Slices and Arrays in Go

(The following is based largely on http://blog.golang.org/slices.)

Like most programming languages, Go has a data structure called an array that stores a sequence of objects of the same type. Less commonly, Go has a second — and more useful — data structure called a slice that lets you refer to a contiguous sub-sequence of elements from an underlying array.

Arrays

Arrays are a fundamental data structure in Go. For instance:

// declares arr to be an array of 5 ints, all initialized to 0
var arr [5]int

for i, val := range arr {                  // print arr
    fmt.Printf("arr[%d] = %d\n", i, val)
}

This prints:

arr[0] = 0
arr[1] = 0
arr[2] = 0
arr[3] = 0
arr[4] = 0

When you create arrays, Go always initializes its element to the zero-value for the array type.

You can also create an array using an array literal, e.g.:

var arr = [5]int{1, 2, 3, 4, 5}  // array literal

Ranged for-loops (i.e. loops that use the keyword range as above) are often the nicest way to traverse arrays in Go. You can also use a more traditional C-style loop:

for i := 0; i < len(arr); i++ {
    fmt.Printf("arr[%d] = %d\n", i, arr[i])
}

The len function returns the length of an array, while the usual square- bracket notion is used to access individual elements at a given position. The first index position of a Go array is always 0.

☆ ☆ ☆

WRITTEN PROBLEM A: Write the records as a JSON list of strings, one string per line and with blank lines omitted, starting at the first line of the records and ending at the line containing "audience-torso (65, 185, 128, 236)".

EXCERPTED RECORDS:
☆ ☆ ☆

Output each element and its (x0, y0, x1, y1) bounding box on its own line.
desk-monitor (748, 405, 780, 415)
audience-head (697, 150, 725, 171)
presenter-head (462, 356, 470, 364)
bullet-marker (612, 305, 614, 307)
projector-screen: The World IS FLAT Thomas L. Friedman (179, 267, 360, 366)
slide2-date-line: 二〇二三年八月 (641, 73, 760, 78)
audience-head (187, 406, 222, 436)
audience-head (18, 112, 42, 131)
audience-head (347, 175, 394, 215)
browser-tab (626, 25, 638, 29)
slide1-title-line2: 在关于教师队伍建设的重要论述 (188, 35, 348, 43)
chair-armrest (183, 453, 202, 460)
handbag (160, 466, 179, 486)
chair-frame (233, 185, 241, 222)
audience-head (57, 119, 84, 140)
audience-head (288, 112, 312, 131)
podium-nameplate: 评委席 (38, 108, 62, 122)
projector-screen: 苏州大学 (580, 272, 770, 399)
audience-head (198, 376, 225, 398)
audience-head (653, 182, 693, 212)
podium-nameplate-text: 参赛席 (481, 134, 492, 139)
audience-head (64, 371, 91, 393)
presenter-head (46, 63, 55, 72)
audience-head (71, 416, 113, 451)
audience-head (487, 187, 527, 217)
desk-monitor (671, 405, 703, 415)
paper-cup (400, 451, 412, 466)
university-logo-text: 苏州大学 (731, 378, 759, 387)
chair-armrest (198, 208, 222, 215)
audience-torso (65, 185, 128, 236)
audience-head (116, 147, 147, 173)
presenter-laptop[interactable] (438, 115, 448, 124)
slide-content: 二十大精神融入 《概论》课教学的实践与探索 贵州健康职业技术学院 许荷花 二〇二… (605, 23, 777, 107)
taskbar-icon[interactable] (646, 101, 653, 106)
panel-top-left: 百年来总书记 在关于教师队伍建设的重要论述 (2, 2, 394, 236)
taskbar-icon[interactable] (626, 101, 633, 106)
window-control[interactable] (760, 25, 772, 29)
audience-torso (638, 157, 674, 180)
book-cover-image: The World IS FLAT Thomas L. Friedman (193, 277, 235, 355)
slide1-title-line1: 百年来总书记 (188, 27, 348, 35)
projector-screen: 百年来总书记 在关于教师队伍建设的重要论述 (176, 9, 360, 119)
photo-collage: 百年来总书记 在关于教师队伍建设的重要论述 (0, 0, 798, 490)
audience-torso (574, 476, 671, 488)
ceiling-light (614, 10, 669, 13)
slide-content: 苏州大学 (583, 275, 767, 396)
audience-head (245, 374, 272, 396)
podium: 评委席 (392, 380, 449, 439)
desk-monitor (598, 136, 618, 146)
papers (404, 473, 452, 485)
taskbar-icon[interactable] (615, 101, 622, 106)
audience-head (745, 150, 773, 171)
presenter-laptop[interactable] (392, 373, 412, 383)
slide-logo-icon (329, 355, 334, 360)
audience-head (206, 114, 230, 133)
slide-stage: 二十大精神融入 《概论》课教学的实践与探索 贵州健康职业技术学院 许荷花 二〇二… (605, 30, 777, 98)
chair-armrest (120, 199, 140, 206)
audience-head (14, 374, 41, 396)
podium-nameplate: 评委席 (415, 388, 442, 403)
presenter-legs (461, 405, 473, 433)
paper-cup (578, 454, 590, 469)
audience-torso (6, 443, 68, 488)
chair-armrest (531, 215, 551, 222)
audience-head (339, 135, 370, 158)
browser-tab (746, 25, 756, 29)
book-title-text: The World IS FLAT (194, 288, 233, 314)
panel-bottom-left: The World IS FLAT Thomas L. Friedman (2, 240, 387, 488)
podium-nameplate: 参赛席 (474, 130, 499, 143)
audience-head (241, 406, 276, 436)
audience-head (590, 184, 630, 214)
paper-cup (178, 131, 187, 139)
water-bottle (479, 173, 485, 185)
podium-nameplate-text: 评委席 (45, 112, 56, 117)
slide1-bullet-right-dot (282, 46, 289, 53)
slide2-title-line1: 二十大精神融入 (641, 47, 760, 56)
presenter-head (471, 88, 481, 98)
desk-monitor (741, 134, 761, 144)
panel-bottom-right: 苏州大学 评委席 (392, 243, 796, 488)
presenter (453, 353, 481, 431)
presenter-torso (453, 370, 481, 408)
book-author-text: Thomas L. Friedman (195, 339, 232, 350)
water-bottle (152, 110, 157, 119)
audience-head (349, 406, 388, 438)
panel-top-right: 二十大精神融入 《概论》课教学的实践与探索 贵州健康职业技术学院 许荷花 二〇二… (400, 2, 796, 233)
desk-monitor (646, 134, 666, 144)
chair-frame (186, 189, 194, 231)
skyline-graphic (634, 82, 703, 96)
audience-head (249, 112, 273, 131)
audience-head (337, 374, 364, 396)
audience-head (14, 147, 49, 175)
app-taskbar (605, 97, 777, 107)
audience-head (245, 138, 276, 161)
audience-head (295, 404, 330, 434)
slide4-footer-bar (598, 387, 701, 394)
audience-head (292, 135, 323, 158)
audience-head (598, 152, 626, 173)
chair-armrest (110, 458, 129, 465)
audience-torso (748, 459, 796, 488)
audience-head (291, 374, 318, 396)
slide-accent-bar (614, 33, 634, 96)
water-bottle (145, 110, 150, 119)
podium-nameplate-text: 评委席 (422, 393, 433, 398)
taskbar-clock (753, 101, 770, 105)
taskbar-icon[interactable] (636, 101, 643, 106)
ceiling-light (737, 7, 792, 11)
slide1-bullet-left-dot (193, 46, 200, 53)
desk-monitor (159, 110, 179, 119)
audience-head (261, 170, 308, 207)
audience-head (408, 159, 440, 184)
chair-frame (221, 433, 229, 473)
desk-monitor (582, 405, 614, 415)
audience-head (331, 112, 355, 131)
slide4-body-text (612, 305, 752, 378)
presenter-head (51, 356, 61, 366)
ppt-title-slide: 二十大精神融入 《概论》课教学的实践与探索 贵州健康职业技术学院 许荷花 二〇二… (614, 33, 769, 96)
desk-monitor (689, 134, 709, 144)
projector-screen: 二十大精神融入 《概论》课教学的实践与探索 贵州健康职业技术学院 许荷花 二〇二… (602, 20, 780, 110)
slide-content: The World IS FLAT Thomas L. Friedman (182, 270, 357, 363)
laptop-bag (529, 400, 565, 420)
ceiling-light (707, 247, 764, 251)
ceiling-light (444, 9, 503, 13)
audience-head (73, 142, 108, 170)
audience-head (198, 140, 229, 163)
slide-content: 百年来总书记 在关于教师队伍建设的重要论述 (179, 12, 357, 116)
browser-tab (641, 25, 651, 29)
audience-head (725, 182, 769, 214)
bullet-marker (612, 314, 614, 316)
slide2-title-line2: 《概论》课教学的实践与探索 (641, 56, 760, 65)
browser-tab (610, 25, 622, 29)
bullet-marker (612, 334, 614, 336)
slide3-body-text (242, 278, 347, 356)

☆ ☆ ☆

WRITTEN PROBLEM B: Reproduce the Go arrays and slices text word for word, from start to finish.

WORKED ANSWER A:
[
  "Output each element and its (x0, y0, x1, y1) bounding box on its own line.",
  "desk-monitor (748, 405, 780, 415)",
  "audience-head (697, 150, 725, 171)",
  "presenter-head (462, 356, 470, 364)",
  "bullet-marker (612, 305, 614, 307)",
  "projector-screen: The World IS FLAT Thomas L. Friedman (179, 267, 360, 366)",
  "slide2-date-line: 二〇二三年八月 (641, 73, 760, 78)",
  "audience-head (187, 406, 222, 436)",
  "audience-head (18, 112, 42, 131)",
  "audience-head (347, 175, 394, 215)",
  "browser-tab (626, 25, 638, 29)",
  "slide1-title-line2: 在关于教师队伍建设的重要论述 (188, 35, 348, 43)",
  "chair-armrest (183, 453, 202, 460)",
  "handbag (160, 466, 179, 486)",
  "chair-frame (233, 185, 241, 222)",
  "audience-head (57, 119, 84, 140)",
  "audience-head (288, 112, 312, 131)",
  "podium-nameplate: 评委席 (38, 108, 62, 122)",
  "projector-screen: 苏州大学 (580, 272, 770, 399)",
  "audience-head (198, 376, 225, 398)",
  "audience-head (653, 182, 693, 212)",
  "podium-nameplate-text: 参赛席 (481, 134, 492, 139)",
  "audience-head (64, 371, 91, 393)",
  "presenter-head (46, 63, 55, 72)",
  "audience-head (71, 416, 113, 451)",
  "audience-head (487, 187, 527, 217)",
  "desk-monitor (671, 405, 703, 415)",
  "paper-cup (400, 451, 412, 466)",
  "university-logo-text: 苏州大学 (731, 378, 759, 387)",
  "chair-armrest (198, 208, 222, 215)",
  "audience-torso (65, 185, 128, 236)"
]

WORKED ANSWER B:
Slices and Arrays in Go

(The following is based largely on http://blog.golang.org/slices.)

Like most programming languages, Go has a data structure called an array that stores a sequence of objects of the same type. Less commonly, Go has a second — and more useful — data structure called a slice that lets you refer to a contiguous sub-sequence of elements from an underlying array.

Arrays

Arrays are a fundamental data structure in Go. For instance:

// declares arr to be an array of 5 ints, all initialized to 0
var arr [5]int

for i, val := range arr {                  // print arr
    fmt.Printf("arr[%d] = %d\n", i, val)
}

This prints:

arr[0] = 0
arr[1] = 0
arr[2] = 0
arr[3] = 0
arr[4] = 0

When you create arrays, Go always initializes its element to the zero-value for the array type.

You can also create an array using an array literal, e.g.:

var arr = [5]int{1, 2, 3, 4, 5}  // array literal

Ranged for-loops (i.e. loops that use the keyword range as above) are often the nicest way to traverse arrays in Go. You can also use a more traditional C-style loop:

for i := 0; i < len(arr); i++ {
    fmt.Printf("arr[%d] = %d\n", i, arr[i])
}

The len function returns the length of an array, while the usual square- bracket notion is used to access individual elements at a given position. The first index position of a Go array is always 0.